* [Instruction] For the material that follows, list every line containing the word "METHOD".

··· Task material

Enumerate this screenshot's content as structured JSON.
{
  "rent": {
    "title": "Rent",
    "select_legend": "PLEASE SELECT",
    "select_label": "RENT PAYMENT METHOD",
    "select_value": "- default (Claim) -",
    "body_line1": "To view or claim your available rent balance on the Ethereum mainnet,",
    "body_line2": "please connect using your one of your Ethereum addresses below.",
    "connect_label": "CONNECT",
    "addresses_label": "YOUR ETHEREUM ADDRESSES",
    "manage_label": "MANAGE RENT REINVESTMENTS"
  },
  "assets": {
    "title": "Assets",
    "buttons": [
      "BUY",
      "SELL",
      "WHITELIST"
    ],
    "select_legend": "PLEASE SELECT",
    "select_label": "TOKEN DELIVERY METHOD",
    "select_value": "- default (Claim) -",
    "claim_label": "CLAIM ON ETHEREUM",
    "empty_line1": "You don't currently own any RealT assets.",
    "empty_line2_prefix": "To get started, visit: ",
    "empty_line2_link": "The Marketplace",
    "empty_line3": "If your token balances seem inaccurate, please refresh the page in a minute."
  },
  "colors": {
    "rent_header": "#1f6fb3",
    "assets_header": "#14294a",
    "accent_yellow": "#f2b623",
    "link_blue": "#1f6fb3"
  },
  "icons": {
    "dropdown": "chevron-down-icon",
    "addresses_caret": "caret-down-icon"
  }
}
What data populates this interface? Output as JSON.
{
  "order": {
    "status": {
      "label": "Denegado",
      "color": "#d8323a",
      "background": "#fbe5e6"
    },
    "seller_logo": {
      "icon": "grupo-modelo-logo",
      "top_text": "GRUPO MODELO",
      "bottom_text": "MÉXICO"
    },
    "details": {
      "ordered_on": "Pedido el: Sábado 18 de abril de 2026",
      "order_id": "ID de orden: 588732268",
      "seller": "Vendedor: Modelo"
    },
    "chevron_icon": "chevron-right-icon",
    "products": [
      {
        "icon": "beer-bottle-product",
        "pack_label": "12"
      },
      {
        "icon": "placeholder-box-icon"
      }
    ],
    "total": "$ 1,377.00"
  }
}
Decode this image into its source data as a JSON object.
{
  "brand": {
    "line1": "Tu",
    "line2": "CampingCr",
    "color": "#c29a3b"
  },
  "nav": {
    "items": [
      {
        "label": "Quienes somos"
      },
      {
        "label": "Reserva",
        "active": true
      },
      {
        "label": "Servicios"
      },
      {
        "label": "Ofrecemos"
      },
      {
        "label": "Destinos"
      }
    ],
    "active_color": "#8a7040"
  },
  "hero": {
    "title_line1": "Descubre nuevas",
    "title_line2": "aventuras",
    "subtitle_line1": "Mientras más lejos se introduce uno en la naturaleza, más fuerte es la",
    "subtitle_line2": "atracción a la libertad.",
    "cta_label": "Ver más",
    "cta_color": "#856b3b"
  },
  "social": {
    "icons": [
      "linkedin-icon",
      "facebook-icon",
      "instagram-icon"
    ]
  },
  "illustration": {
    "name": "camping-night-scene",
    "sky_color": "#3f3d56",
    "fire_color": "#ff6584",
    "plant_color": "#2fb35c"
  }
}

······

* [Complete answer]
    "select_label": "RENT PAYMENT METHOD",
    "select_label": "TOKEN DELIVERY METHOD",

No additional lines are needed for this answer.